(Recorded data)

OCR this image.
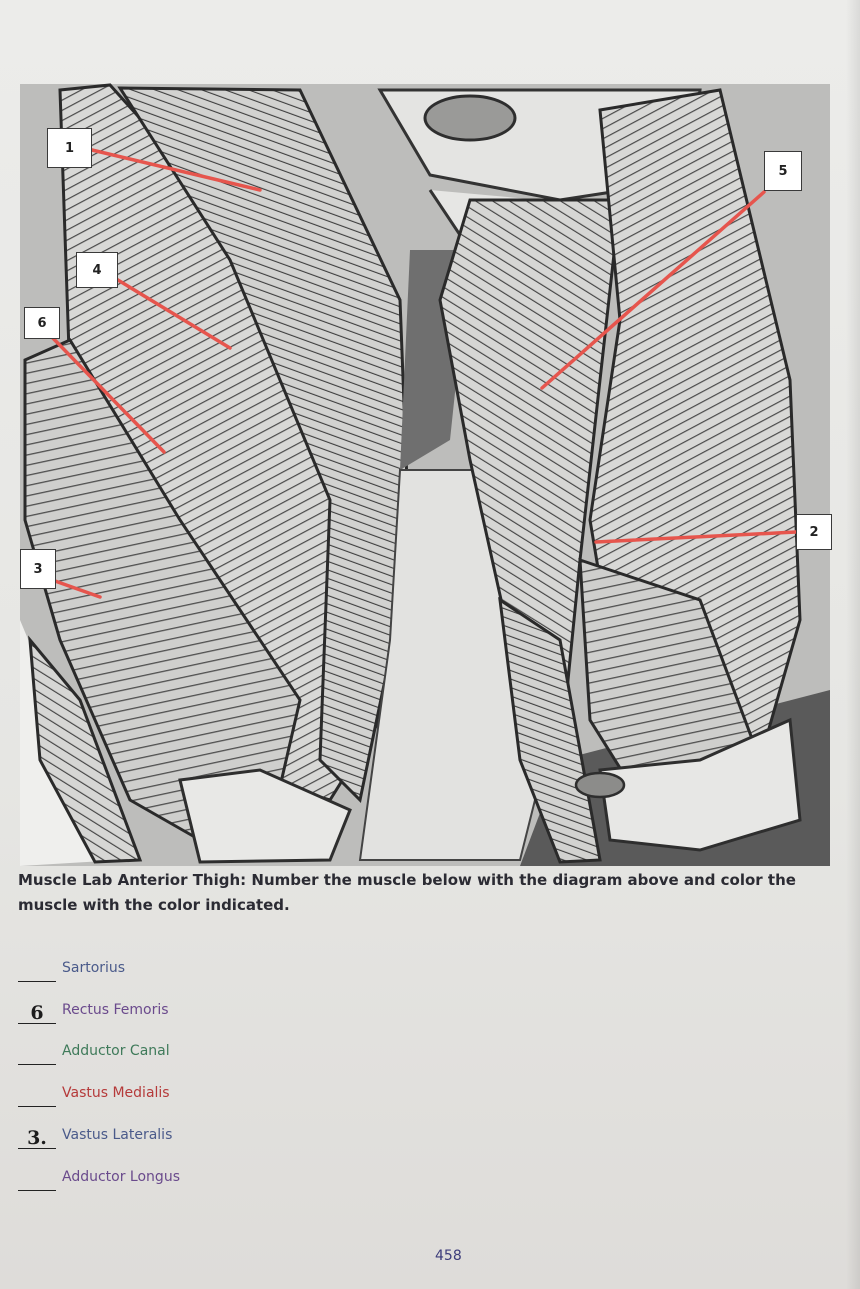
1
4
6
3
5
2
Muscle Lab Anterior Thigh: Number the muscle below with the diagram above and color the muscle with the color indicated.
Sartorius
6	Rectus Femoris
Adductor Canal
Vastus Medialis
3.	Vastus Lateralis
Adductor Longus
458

--

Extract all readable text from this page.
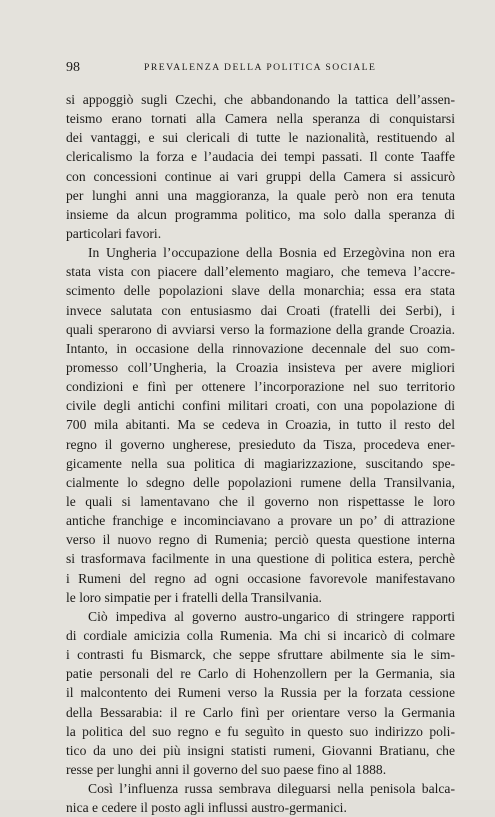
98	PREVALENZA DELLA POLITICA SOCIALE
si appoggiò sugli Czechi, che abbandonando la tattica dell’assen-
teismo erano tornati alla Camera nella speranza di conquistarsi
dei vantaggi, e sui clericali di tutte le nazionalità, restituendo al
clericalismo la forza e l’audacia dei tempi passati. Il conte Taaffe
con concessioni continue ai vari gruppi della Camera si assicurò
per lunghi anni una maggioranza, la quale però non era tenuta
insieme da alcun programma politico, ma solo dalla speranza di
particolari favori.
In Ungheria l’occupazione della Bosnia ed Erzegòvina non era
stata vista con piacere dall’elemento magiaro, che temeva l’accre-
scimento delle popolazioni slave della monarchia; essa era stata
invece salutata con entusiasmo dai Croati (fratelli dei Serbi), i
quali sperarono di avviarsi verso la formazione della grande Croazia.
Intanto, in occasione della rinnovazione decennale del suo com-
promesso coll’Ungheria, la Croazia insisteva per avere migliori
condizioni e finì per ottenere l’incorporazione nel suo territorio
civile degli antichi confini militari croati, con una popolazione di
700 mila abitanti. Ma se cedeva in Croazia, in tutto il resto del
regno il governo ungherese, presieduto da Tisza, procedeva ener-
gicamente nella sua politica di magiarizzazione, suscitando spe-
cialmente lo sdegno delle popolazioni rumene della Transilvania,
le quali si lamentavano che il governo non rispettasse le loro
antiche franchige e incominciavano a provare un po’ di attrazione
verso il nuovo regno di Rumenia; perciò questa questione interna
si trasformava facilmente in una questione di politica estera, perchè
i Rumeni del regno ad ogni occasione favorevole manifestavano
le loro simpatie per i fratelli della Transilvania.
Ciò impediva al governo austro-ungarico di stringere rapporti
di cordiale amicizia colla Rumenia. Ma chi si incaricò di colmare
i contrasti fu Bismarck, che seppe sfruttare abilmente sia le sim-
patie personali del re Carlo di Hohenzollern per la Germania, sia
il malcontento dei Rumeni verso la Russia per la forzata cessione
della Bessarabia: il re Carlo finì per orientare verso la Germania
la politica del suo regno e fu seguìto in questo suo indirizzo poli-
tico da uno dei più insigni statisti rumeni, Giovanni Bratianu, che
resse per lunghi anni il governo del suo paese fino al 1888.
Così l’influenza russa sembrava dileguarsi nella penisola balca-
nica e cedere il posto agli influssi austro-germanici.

What you will do: Identify which lines contain the word "occasione" and copy each one.

Task answer:
Intanto, in occasione della rinnovazione decennale del suo com-
i Rumeni del regno ad ogni occasione favorevole manifestavano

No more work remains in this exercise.